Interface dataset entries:
•••••

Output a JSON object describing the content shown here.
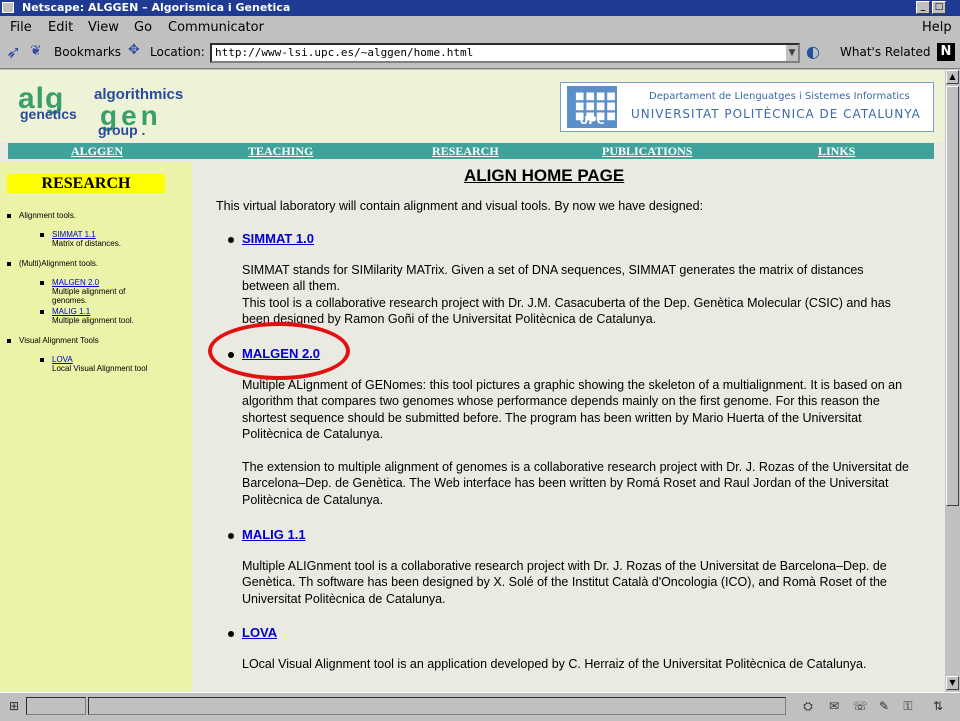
{
  "window": {
    "title": "Netscape: ALGGEN – Algorismica i Genetica"
  },
  "menu": [
    "File",
    "Edit",
    "View",
    "Go",
    "Communicator",
    "Help"
  ],
  "toolbar": {
    "bookmarks": "Bookmarks",
    "location_label": "Location:",
    "url": "http://www-lsi.upc.es/~alggen/home.html",
    "whats_related": "What's Related"
  },
  "header": {
    "logo": {
      "alg": "alg",
      "algorithmics": "algorithmics",
      "genetics": "genetics",
      "gen": "gen",
      "group": "group ."
    },
    "upc": {
      "seal_text": "UPC",
      "department": "Departament de Llenguatges i Sistemes Informatics",
      "university": "UNIVERSITAT POLITÈCNICA DE CATALUNYA"
    }
  },
  "nav": [
    "ALGGEN",
    "TEACHING",
    "RESEARCH",
    "PUBLICATIONS",
    "LINKS"
  ],
  "sidebar": {
    "heading": "RESEARCH",
    "sections": [
      {
        "label": "Alignment tools.",
        "items": [
          {
            "link": "SIMMAT 1.1",
            "desc": "Matrix of distances."
          }
        ]
      },
      {
        "label": "(Multi)Alignment tools.",
        "items": [
          {
            "link": "MALGEN 2.0",
            "desc": "Multiple alignment of genomes."
          },
          {
            "link": "MALIG 1.1",
            "desc": "Multiple alignment tool."
          }
        ]
      },
      {
        "label": "Visual Alignment Tools",
        "items": [
          {
            "link": "LOVA",
            "desc": "Local Visual Alignment tool"
          }
        ]
      }
    ]
  },
  "main": {
    "title": "ALIGN HOME PAGE",
    "intro": "This virtual laboratory will contain alignment and visual tools. By now we have designed:",
    "items": [
      {
        "name": "SIMMAT 1.0",
        "p1": "SIMMAT stands for SIMilarity MATrix. Given a set of DNA sequences, SIMMAT generates the matrix of distances between all them.",
        "p2": "This tool is a collaborative research project with Dr. J.M. Casacuberta of the Dep. Genètica Molecular (CSIC) and has been designed by Ramon Goñi of the Universitat Politècnica de Catalunya."
      },
      {
        "name": "MALGEN 2.0",
        "p1": "Multiple ALignment of GENomes: this tool pictures a graphic showing the skeleton of a multialignment. It is based on an algorithm that compares two genomes whose performance depends mainly on the first genome. For this reason the shortest sequence should be submitted before. The program has been written by Mario Huerta of the Universitat Politècnica de Catalunya.",
        "p2": "The extension to multiple alignment of genomes is a collaborative research project with Dr. J. Rozas of the Universitat de Barcelona–Dep. de Genètica. The Web interface has been written by Romá Roset and Raul Jordan of the Universitat Politècnica de Catalunya."
      },
      {
        "name": "MALIG 1.1",
        "p1": "Multiple ALIGnment tool is a collaborative research project with Dr. J. Rozas of the Universitat de Barcelona–Dep. de Genètica. Th software has been designed by X. Solé of the Institut Català d'Oncologia (ICO), and Romà Roset of the Universitat Politècnica de Catalunya."
      },
      {
        "name": "LOVA",
        "p1": "LOcal Visual Alignment tool is an application developed by C. Herraiz of the Universitat Politècnica de Catalunya."
      }
    ]
  },
  "colors": {
    "title_bar": "#1f3a93",
    "nav_bar": "#3fa39b",
    "sidebar_bg": "#eaf3a8",
    "heading_highlight": "#ffff00",
    "link": "#0000cc",
    "annotation_circle": "#e21010"
  }
}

•••••

_EXERCISE REQUIREMENTS_:
The result should be an exact retyped version of all the entries above, containing no pictures.

_YOUR RESPONSE_:
Output a JSON object describing the content shown here.
{
  "window": {
    "title": "Netscape: ALGGEN – Algorismica i Genetica"
  },
  "menu": [
    "File",
    "Edit",
    "View",
    "Go",
    "Communicator",
    "Help"
  ],
  "toolbar": {
    "bookmarks": "Bookmarks",
    "location_label": "Location:",
    "url": "http://www-lsi.upc.es/~alggen/home.html",
    "whats_related": "What's Related"
  },
  "header": {
    "logo": {
      "alg": "alg",
      "algorithmics": "algorithmics",
      "genetics": "genetics",
      "gen": "gen",
      "group": "group ."
    },
    "upc": {
      "seal_text": "UPC",
      "department": "Departament de Llenguatges i Sistemes Informatics",
      "university": "UNIVERSITAT POLITÈCNICA DE CATALUNYA"
    }
  },
  "nav": [
    "ALGGEN",
    "TEACHING",
    "RESEARCH",
    "PUBLICATIONS",
    "LINKS"
  ],
  "sidebar": {
    "heading": "RESEARCH",
    "sections": [
      {
        "label": "Alignment tools.",
        "items": [
          {
            "link": "SIMMAT 1.1",
            "desc": "Matrix of distances."
          }
        ]
      },
      {
        "label": "(Multi)Alignment tools.",
        "items": [
          {
            "link": "MALGEN 2.0",
            "desc": "Multiple alignment of genomes."
          },
          {
            "link": "MALIG 1.1",
            "desc": "Multiple alignment tool."
          }
        ]
      },
      {
        "label": "Visual Alignment Tools",
        "items": [
          {
            "link": "LOVA",
            "desc": "Local Visual Alignment tool"
          }
        ]
      }
    ]
  },
  "main": {
    "title": "ALIGN HOME PAGE",
    "intro": "This virtual laboratory will contain alignment and visual tools. By now we have designed:",
    "items": [
      {
        "name": "SIMMAT 1.0",
        "p1": "SIMMAT stands for SIMilarity MATrix. Given a set of DNA sequences, SIMMAT generates the matrix of distances between all them.",
        "p2": "This tool is a collaborative research project with Dr. J.M. Casacuberta of the Dep. Genètica Molecular (CSIC) and has been designed by Ramon Goñi of the Universitat Politècnica de Catalunya."
      },
      {
        "name": "MALGEN 2.0",
        "p1": "Multiple ALignment of GENomes: this tool pictures a graphic showing the skeleton of a multialignment. It is based on an algorithm that compares two genomes whose performance depends mainly on the first genome. For this reason the shortest sequence should be submitted before. The program has been written by Mario Huerta of the Universitat Politècnica de Catalunya.",
        "p2": "The extension to multiple alignment of genomes is a collaborative research project with Dr. J. Rozas of the Universitat de Barcelona–Dep. de Genètica. The Web interface has been written by Romá Roset and Raul Jordan of the Universitat Politècnica de Catalunya."
      },
      {
        "name": "MALIG 1.1",
        "p1": "Multiple ALIGnment tool is a collaborative research project with Dr. J. Rozas of the Universitat de Barcelona–Dep. de Genètica. Th software has been designed by X. Solé of the Institut Català d'Oncologia (ICO), and Romà Roset of the Universitat Politècnica de Catalunya."
      },
      {
        "name": "LOVA",
        "p1": "LOcal Visual Alignment tool is an application developed by C. Herraiz of the Universitat Politècnica de Catalunya."
      }
    ]
  },
  "colors": {
    "title_bar": "#1f3a93",
    "nav_bar": "#3fa39b",
    "sidebar_bg": "#eaf3a8",
    "heading_highlight": "#ffff00",
    "link": "#0000cc",
    "annotation_circle": "#e21010"
  }
}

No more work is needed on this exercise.